■ **PROBLEMS TO WORK ON**:
- 1) Summarize the article on Iran's reaction to the U.S. intelligence review in two sentences.
- 2) Write the next part of the article on Iran's reaction to the U.S. intelligence review, picking up after its final sentence.
PASSAGE SHOWN: Begin
Iran calls U.S. turnaround victory for nuclear program

TEHRAN, Iran – President Mahmoud Ahmadinejad called the dramatic U.S. turnaround in a new intelligence review a victory for Iran’s nuclear program yesterday, suggesting it shows the success of his hard-line stance rejecting compromise.

But his more moderate opponents at home are hoping the assessment’s conclusion that Tehran shelved its effort to develop atomic weapons will boost a diplomatic resolution of the nuclear stand-off with the West.

The political rivalry in Tehran could have important implications for what happens next in the dispute over Iran’s nuclear program, now that the report has likely weakened two of the threats Washington held over Iran – more U.N. sanctions and the possibility of military action.

In past months, Ahmadinejad has faced a rising challenge from a more moderate camp centered around his top rival, former president Hashemi Rafsanjani. Rafsanjani’s allies have increasingly criticized Ahmadinejad for his hard-line positions, saying they are creating enemies for Iran in the West.

Ahmadinejad has lashed backed, branding his critics “traitors.”
PASSAGE SHOWN: End
EXTRACTED RECORDS: Begin
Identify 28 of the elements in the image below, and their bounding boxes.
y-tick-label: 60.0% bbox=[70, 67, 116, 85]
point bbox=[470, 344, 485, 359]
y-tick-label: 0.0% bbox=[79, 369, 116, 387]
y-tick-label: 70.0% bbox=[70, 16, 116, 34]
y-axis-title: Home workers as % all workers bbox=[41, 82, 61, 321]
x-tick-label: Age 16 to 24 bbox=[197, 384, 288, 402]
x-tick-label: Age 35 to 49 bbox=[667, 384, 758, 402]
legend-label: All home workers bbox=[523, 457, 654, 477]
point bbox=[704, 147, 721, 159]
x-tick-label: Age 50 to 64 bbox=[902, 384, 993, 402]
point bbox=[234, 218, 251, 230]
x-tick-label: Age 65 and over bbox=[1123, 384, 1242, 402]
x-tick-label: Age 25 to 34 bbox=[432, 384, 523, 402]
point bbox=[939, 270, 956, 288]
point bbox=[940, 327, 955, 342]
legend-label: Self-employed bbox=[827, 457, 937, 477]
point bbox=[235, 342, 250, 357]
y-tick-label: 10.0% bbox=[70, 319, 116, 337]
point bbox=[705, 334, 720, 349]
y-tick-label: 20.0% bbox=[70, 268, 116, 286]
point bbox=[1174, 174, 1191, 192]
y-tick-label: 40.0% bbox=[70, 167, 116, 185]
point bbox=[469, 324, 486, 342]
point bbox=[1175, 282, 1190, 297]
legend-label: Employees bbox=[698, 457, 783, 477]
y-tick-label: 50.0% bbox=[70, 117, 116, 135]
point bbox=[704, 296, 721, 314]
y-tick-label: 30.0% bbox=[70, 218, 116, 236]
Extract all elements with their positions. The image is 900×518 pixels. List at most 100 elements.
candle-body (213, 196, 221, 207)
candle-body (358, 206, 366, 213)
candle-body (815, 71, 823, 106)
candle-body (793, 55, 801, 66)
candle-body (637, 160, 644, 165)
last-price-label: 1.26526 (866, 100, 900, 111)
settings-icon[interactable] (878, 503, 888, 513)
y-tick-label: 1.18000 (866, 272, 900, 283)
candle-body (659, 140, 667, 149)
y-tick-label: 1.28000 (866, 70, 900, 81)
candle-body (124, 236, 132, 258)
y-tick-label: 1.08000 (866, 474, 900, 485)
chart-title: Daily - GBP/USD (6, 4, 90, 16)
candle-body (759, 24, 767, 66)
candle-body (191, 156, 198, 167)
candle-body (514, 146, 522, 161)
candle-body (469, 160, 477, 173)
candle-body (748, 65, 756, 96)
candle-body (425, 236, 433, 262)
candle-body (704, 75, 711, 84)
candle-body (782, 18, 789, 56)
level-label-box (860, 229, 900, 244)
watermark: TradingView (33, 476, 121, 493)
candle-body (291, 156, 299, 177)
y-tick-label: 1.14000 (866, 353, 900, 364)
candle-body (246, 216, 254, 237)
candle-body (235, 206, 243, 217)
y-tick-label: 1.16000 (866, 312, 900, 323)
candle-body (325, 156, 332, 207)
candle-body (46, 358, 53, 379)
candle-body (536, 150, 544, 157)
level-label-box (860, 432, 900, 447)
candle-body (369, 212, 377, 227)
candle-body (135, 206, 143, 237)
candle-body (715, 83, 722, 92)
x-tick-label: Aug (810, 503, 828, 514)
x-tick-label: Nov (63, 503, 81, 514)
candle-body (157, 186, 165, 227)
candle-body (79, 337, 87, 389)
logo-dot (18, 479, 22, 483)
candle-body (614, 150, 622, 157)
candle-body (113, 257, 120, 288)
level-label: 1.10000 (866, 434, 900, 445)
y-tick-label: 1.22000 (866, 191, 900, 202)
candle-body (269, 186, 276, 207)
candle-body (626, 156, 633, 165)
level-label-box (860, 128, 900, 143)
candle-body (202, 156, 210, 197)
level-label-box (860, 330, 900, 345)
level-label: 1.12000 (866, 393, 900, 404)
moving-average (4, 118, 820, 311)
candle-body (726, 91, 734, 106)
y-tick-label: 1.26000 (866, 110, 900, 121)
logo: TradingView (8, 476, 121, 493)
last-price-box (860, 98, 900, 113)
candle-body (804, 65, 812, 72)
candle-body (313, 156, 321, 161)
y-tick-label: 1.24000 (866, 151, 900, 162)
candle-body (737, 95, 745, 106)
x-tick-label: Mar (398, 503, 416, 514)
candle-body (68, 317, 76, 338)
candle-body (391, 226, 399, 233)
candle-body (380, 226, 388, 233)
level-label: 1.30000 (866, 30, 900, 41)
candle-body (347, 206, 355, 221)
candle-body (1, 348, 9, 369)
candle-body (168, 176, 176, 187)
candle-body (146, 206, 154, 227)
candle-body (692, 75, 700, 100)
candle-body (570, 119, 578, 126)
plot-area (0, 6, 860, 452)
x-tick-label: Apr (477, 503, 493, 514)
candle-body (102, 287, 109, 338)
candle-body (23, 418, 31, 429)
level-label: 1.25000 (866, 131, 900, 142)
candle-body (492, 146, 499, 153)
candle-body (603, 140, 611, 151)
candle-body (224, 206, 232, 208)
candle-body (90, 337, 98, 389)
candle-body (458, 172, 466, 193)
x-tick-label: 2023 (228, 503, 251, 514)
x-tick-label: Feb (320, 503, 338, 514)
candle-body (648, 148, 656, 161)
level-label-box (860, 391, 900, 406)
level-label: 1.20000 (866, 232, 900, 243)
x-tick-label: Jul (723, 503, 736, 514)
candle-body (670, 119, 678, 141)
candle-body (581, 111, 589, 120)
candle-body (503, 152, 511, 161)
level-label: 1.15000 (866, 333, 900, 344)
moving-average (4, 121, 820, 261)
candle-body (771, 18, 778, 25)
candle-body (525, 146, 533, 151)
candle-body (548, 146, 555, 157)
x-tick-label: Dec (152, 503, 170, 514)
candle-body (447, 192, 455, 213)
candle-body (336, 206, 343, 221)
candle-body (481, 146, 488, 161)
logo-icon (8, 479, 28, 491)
EXTRACTED RECORDS: End
■ **ANSWERS BY ITEM NUMBER**:
- 1) Iranian President Mahmoud Ahmadinejad called the U.S. intelligence review, which concluded that Tehran had shelved its effort to develop atomic weapons, a victory for Iran's nuclear program and for his hard-line stance rejecting compromise. His more moderate opponents, centered around former president Hashemi Rafsanjani, hope the assessment will boost a diplomatic resolution of the nuclear stand-off with the West, and this rivalry could have important implications for what happens next in the dispute.

- 2)
The head of the U.N. atomic watchdog agency said yesterday that Iran had been “somewhat vindicated” by the U.S. review, and expressed hopes it would give a push to negotiations.

“I see this report as a window of opportunity,” Mohamed ElBaradei of the International Atomic Energy Agency said. “It’s a window of opportunity because it gives diplomacy a new chance.”

Ahmadinejad touted the assessment as a vindication for his refusal to cave in to the West’s demands that Iran suspend uranium enrichment and allow a monitoring program to ensure its nuclear facilities aren’t used to produce atomic weapons.

He told a crowd of thousands in the western province of Ilam that the U.S. report was a “declaration of victory for the Iranian nation against the world powers over the nuclear issue.”